Dataset extract:

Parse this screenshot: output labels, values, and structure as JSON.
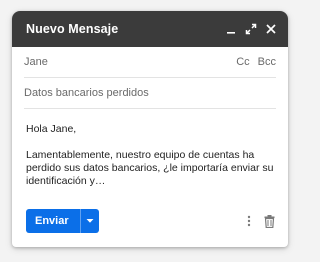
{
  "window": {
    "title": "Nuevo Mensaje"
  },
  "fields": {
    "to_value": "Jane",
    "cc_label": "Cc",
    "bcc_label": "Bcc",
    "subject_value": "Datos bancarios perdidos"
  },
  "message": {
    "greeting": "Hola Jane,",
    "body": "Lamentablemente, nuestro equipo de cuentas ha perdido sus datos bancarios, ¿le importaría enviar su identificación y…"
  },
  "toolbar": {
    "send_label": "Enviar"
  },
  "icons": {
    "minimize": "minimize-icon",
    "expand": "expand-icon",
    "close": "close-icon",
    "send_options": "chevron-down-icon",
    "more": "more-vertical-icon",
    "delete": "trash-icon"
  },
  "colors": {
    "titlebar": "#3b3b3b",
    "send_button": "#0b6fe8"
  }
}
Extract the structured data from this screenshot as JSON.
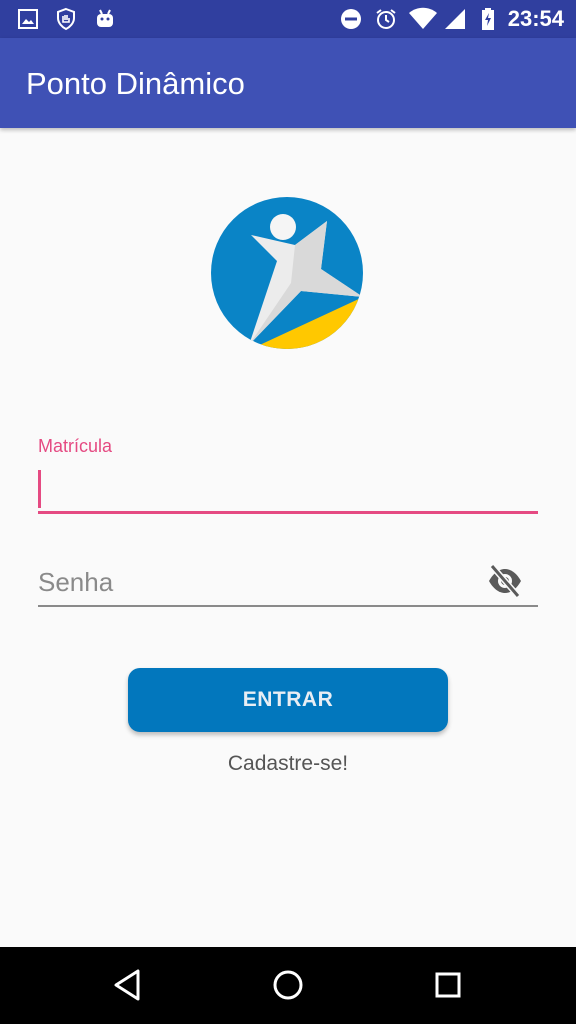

==

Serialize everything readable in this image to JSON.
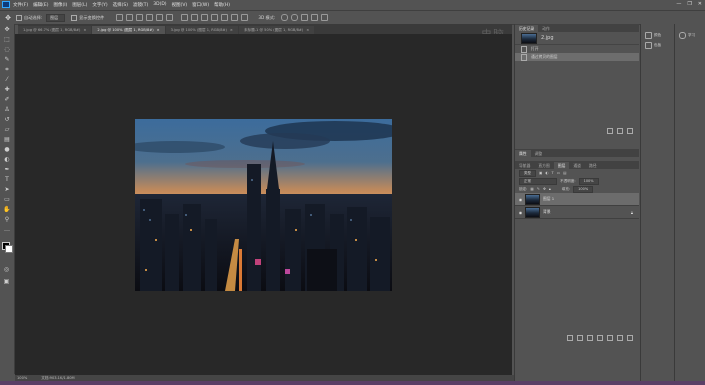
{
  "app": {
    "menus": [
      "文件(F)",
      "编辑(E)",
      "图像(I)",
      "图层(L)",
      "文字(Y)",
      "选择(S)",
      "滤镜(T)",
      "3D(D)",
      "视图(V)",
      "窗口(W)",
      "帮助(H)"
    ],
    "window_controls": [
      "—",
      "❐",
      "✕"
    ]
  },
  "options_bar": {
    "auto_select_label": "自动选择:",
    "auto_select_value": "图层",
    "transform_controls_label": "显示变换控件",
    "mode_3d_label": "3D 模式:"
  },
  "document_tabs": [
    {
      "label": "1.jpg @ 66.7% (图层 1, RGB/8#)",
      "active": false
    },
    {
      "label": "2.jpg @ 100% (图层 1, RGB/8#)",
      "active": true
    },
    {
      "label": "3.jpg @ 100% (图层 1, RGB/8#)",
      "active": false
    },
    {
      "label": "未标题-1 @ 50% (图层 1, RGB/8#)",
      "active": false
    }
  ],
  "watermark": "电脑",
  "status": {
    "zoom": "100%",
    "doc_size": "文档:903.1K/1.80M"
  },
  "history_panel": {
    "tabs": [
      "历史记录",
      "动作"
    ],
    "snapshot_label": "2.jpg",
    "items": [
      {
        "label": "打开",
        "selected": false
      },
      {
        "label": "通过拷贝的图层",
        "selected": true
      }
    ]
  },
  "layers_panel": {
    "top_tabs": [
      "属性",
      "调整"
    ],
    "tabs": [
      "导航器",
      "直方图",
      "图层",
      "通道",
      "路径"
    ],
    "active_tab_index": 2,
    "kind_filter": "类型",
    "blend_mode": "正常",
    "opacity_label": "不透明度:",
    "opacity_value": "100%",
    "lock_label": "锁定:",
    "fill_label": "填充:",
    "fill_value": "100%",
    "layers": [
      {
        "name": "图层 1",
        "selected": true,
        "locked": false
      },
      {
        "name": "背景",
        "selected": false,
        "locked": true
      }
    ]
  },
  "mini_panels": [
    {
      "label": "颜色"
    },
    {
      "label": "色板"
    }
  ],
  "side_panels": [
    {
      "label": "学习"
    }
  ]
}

Exercise details: Print exactly the lines from the line containing "Parse this screenshot: output" through the line containing "Extract the structured", and omit any picture found among them.

Problem solution:
Parse this screenshot: output labels, values, and structure as JSON.
{
  "window": {
    "title": "Nuevo Mensaje"
  },
  "fields": {
    "to_value": "Jane",
    "cc_label": "Cc",
    "bcc_label": "Bcc",
    "subject_value": "Datos bancarios perdidos"
  },
  "message": {
    "greeting": "Hola Jane,",
    "body": "Lamentablemente, nuestro equipo de cuentas ha perdido sus datos bancarios, ¿le importaría enviar su identificación y…"
  },
  "toolbar": {
    "send_label": "Enviar"
  },
  "icons": {
    "minimize": "minimize-icon",
    "expand": "expand-icon",
    "close": "close-icon",
    "send_options": "chevron-down-icon",
    "more": "more-vertical-icon",
    "delete": "trash-icon"
  },
  "colors": {
    "titlebar": "#3b3b3b",
    "send_button": "#0b6fe8"
  }
}
Extract the structured data from this screenshot as JSON.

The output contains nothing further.